Supplied material start
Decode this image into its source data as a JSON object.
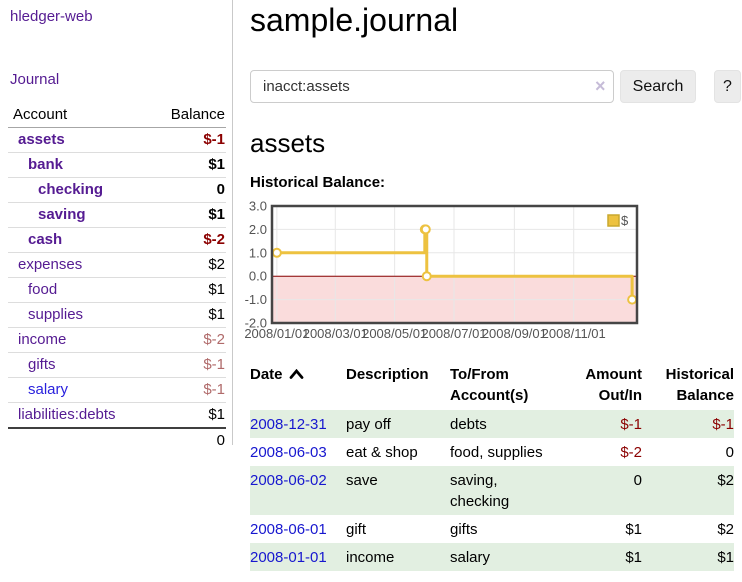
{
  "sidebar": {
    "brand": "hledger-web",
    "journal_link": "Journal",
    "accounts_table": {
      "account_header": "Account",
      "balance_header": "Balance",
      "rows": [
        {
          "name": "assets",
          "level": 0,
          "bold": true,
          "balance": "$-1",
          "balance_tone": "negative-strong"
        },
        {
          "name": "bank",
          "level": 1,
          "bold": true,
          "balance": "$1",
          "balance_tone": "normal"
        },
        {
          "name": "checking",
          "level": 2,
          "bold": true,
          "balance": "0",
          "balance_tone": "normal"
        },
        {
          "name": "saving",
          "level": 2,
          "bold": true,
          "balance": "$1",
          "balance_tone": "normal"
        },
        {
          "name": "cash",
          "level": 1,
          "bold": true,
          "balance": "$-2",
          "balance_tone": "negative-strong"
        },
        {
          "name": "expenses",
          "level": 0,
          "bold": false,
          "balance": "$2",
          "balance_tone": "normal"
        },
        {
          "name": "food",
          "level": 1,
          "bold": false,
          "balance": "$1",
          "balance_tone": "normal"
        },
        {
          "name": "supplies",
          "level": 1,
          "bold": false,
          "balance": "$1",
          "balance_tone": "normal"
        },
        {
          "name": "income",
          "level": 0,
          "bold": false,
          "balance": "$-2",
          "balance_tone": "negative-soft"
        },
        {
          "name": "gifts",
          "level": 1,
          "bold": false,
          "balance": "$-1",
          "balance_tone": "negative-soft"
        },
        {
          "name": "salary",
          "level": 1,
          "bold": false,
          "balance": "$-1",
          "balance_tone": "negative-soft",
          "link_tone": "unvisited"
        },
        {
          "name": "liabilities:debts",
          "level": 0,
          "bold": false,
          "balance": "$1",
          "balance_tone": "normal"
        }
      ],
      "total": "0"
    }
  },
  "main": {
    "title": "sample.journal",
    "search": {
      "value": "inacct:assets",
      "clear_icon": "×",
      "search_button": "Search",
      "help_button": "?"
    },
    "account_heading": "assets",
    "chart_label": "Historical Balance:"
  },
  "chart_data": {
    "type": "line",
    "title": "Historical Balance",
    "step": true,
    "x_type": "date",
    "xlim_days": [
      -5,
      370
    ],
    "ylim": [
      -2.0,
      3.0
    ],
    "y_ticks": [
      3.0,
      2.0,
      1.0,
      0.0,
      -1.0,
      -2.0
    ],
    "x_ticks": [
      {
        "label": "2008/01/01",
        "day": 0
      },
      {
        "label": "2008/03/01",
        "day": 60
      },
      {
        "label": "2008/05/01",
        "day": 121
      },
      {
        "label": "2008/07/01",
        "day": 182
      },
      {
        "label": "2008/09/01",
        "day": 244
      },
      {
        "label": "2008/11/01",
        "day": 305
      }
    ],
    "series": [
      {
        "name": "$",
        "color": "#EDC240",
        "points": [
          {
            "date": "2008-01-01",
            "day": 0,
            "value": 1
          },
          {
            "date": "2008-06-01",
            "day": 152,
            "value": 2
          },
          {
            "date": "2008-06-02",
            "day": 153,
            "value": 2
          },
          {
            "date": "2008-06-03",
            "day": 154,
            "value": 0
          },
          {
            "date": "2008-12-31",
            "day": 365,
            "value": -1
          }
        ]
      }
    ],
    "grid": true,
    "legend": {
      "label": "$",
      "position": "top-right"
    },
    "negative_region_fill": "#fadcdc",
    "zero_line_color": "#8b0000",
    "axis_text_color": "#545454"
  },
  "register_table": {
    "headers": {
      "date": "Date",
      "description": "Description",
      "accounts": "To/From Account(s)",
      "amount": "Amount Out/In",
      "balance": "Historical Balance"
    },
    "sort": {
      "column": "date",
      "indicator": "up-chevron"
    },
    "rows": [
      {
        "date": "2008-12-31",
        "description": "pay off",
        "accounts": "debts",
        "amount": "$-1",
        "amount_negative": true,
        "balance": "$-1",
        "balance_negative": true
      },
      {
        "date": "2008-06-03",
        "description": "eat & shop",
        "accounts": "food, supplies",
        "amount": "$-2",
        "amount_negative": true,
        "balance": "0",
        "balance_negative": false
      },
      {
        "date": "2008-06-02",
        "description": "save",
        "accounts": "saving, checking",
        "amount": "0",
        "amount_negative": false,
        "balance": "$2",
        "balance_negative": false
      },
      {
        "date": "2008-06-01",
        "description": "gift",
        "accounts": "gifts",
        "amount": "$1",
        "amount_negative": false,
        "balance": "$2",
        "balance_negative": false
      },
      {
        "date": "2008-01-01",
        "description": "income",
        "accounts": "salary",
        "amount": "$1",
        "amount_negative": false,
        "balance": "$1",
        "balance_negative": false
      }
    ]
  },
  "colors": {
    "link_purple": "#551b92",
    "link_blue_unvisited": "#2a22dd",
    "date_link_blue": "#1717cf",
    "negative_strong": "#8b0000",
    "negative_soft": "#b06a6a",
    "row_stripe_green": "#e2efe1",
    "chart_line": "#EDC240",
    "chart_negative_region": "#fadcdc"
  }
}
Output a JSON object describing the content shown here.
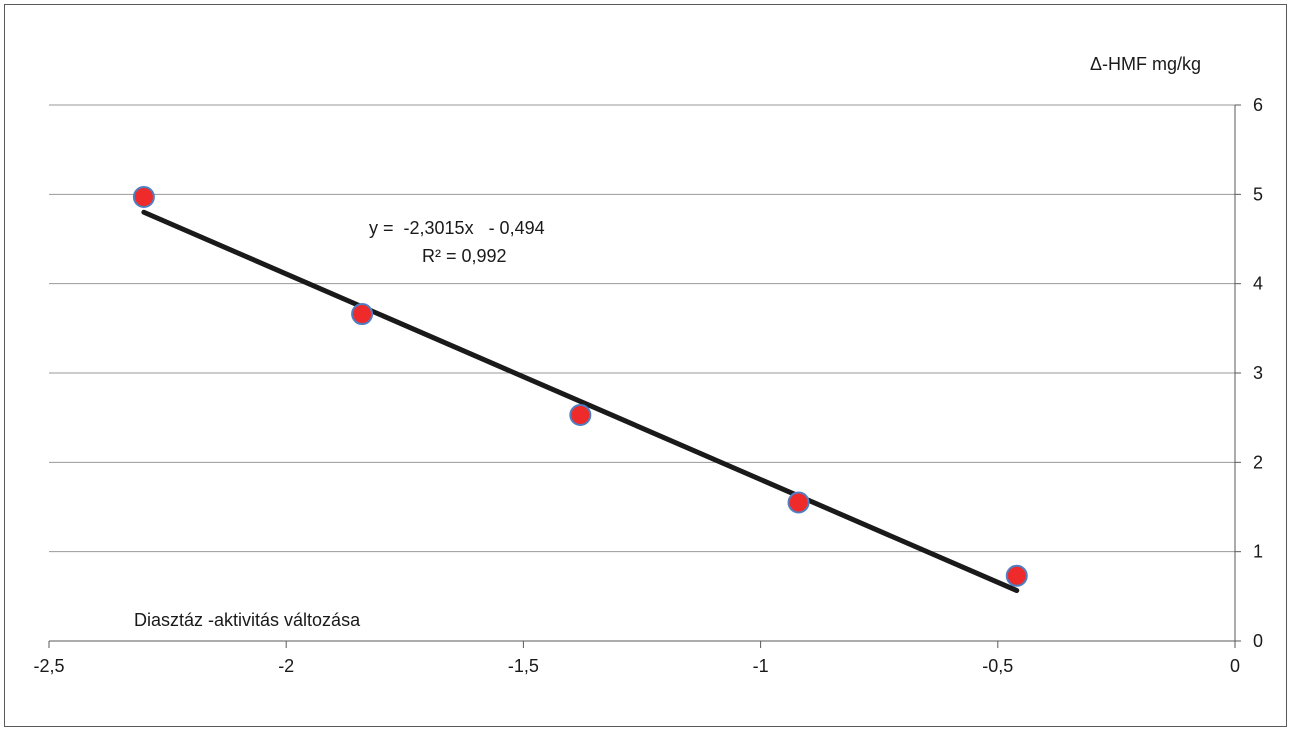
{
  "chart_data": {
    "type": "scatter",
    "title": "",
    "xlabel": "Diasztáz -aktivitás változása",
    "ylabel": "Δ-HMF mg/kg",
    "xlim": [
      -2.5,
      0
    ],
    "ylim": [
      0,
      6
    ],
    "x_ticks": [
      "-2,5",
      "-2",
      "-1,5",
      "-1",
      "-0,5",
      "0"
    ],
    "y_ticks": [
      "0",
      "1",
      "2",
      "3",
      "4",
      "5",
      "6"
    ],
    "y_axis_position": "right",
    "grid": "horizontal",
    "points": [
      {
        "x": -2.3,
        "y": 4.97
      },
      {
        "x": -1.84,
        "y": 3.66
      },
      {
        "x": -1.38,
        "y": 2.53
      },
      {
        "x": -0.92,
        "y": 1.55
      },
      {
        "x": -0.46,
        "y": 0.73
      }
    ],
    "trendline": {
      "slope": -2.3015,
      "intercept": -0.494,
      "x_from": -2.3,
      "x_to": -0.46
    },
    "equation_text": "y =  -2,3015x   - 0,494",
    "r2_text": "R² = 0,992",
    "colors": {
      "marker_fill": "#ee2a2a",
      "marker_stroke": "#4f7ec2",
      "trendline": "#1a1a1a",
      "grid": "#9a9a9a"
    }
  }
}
Supplied material end
Retype the data above exactly; pictures are not part of the copy.

### Output for this task
Decode this image into its source data as a JSON object.
{
  "sidebar": {
    "brand": "hledger-web",
    "journal_link": "Journal",
    "accounts_table": {
      "account_header": "Account",
      "balance_header": "Balance",
      "rows": [
        {
          "name": "assets",
          "level": 0,
          "bold": true,
          "balance": "$-1",
          "balance_tone": "negative-strong"
        },
        {
          "name": "bank",
          "level": 1,
          "bold": true,
          "balance": "$1",
          "balance_tone": "normal"
        },
        {
          "name": "checking",
          "level": 2,
          "bold": true,
          "balance": "0",
          "balance_tone": "normal"
        },
        {
          "name": "saving",
          "level": 2,
          "bold": true,
          "balance": "$1",
          "balance_tone": "normal"
        },
        {
          "name": "cash",
          "level": 1,
          "bold": true,
          "balance": "$-2",
          "balance_tone": "negative-strong"
        },
        {
          "name": "expenses",
          "level": 0,
          "bold": false,
          "balance": "$2",
          "balance_tone": "normal"
        },
        {
          "name": "food",
          "level": 1,
          "bold": false,
          "balance": "$1",
          "balance_tone": "normal"
        },
        {
          "name": "supplies",
          "level": 1,
          "bold": false,
          "balance": "$1",
          "balance_tone": "normal"
        },
        {
          "name": "income",
          "level": 0,
          "bold": false,
          "balance": "$-2",
          "balance_tone": "negative-soft"
        },
        {
          "name": "gifts",
          "level": 1,
          "bold": false,
          "balance": "$-1",
          "balance_tone": "negative-soft"
        },
        {
          "name": "salary",
          "level": 1,
          "bold": false,
          "balance": "$-1",
          "balance_tone": "negative-soft",
          "link_tone": "unvisited"
        },
        {
          "name": "liabilities:debts",
          "level": 0,
          "bold": false,
          "balance": "$1",
          "balance_tone": "normal"
        }
      ],
      "total": "0"
    }
  },
  "main": {
    "title": "sample.journal",
    "search": {
      "value": "inacct:assets",
      "clear_icon": "×",
      "search_button": "Search",
      "help_button": "?"
    },
    "account_heading": "assets",
    "chart_label": "Historical Balance:"
  },
  "chart_data": {
    "type": "line",
    "title": "Historical Balance",
    "step": true,
    "x_type": "date",
    "xlim_days": [
      -5,
      370
    ],
    "ylim": [
      -2.0,
      3.0
    ],
    "y_ticks": [
      3.0,
      2.0,
      1.0,
      0.0,
      -1.0,
      -2.0
    ],
    "x_ticks": [
      {
        "label": "2008/01/01",
        "day": 0
      },
      {
        "label": "2008/03/01",
        "day": 60
      },
      {
        "label": "2008/05/01",
        "day": 121
      },
      {
        "label": "2008/07/01",
        "day": 182
      },
      {
        "label": "2008/09/01",
        "day": 244
      },
      {
        "label": "2008/11/01",
        "day": 305
      }
    ],
    "series": [
      {
        "name": "$",
        "color": "#EDC240",
        "points": [
          {
            "date": "2008-01-01",
            "day": 0,
            "value": 1
          },
          {
            "date": "2008-06-01",
            "day": 152,
            "value": 2
          },
          {
            "date": "2008-06-02",
            "day": 153,
            "value": 2
          },
          {
            "date": "2008-06-03",
            "day": 154,
            "value": 0
          },
          {
            "date": "2008-12-31",
            "day": 365,
            "value": -1
          }
        ]
      }
    ],
    "grid": true,
    "legend": {
      "label": "$",
      "position": "top-right"
    },
    "negative_region_fill": "#fadcdc",
    "zero_line_color": "#8b0000",
    "axis_text_color": "#545454"
  },
  "register_table": {
    "headers": {
      "date": "Date",
      "description": "Description",
      "accounts": "To/From Account(s)",
      "amount": "Amount Out/In",
      "balance": "Historical Balance"
    },
    "sort": {
      "column": "date",
      "indicator": "up-chevron"
    },
    "rows": [
      {
        "date": "2008-12-31",
        "description": "pay off",
        "accounts": "debts",
        "amount": "$-1",
        "amount_negative": true,
        "balance": "$-1",
        "balance_negative": true
      },
      {
        "date": "2008-06-03",
        "description": "eat & shop",
        "accounts": "food, supplies",
        "amount": "$-2",
        "amount_negative": true,
        "balance": "0",
        "balance_negative": false
      },
      {
        "date": "2008-06-02",
        "description": "save",
        "accounts": "saving, checking",
        "amount": "0",
        "amount_negative": false,
        "balance": "$2",
        "balance_negative": false
      },
      {
        "date": "2008-06-01",
        "description": "gift",
        "accounts": "gifts",
        "amount": "$1",
        "amount_negative": false,
        "balance": "$2",
        "balance_negative": false
      },
      {
        "date": "2008-01-01",
        "description": "income",
        "accounts": "salary",
        "amount": "$1",
        "amount_negative": false,
        "balance": "$1",
        "balance_negative": false
      }
    ]
  },
  "colors": {
    "link_purple": "#551b92",
    "link_blue_unvisited": "#2a22dd",
    "date_link_blue": "#1717cf",
    "negative_strong": "#8b0000",
    "negative_soft": "#b06a6a",
    "row_stripe_green": "#e2efe1",
    "chart_line": "#EDC240",
    "chart_negative_region": "#fadcdc"
  }
}
Output a JSON object describing the content shown here.
{
  "chart_data": {
    "type": "scatter",
    "title": "",
    "xlabel": "Diasztáz -aktivitás változása",
    "ylabel": "Δ-HMF mg/kg",
    "xlim": [
      -2.5,
      0
    ],
    "ylim": [
      0,
      6
    ],
    "x_ticks": [
      "-2,5",
      "-2",
      "-1,5",
      "-1",
      "-0,5",
      "0"
    ],
    "y_ticks": [
      "0",
      "1",
      "2",
      "3",
      "4",
      "5",
      "6"
    ],
    "y_axis_position": "right",
    "grid": "horizontal",
    "points": [
      {
        "x": -2.3,
        "y": 4.97
      },
      {
        "x": -1.84,
        "y": 3.66
      },
      {
        "x": -1.38,
        "y": 2.53
      },
      {
        "x": -0.92,
        "y": 1.55
      },
      {
        "x": -0.46,
        "y": 0.73
      }
    ],
    "trendline": {
      "slope": -2.3015,
      "intercept": -0.494,
      "x_from": -2.3,
      "x_to": -0.46
    },
    "equation_text": "y =  -2,3015x   - 0,494",
    "r2_text": "R² = 0,992",
    "colors": {
      "marker_fill": "#ee2a2a",
      "marker_stroke": "#4f7ec2",
      "trendline": "#1a1a1a",
      "grid": "#9a9a9a"
    }
  }
}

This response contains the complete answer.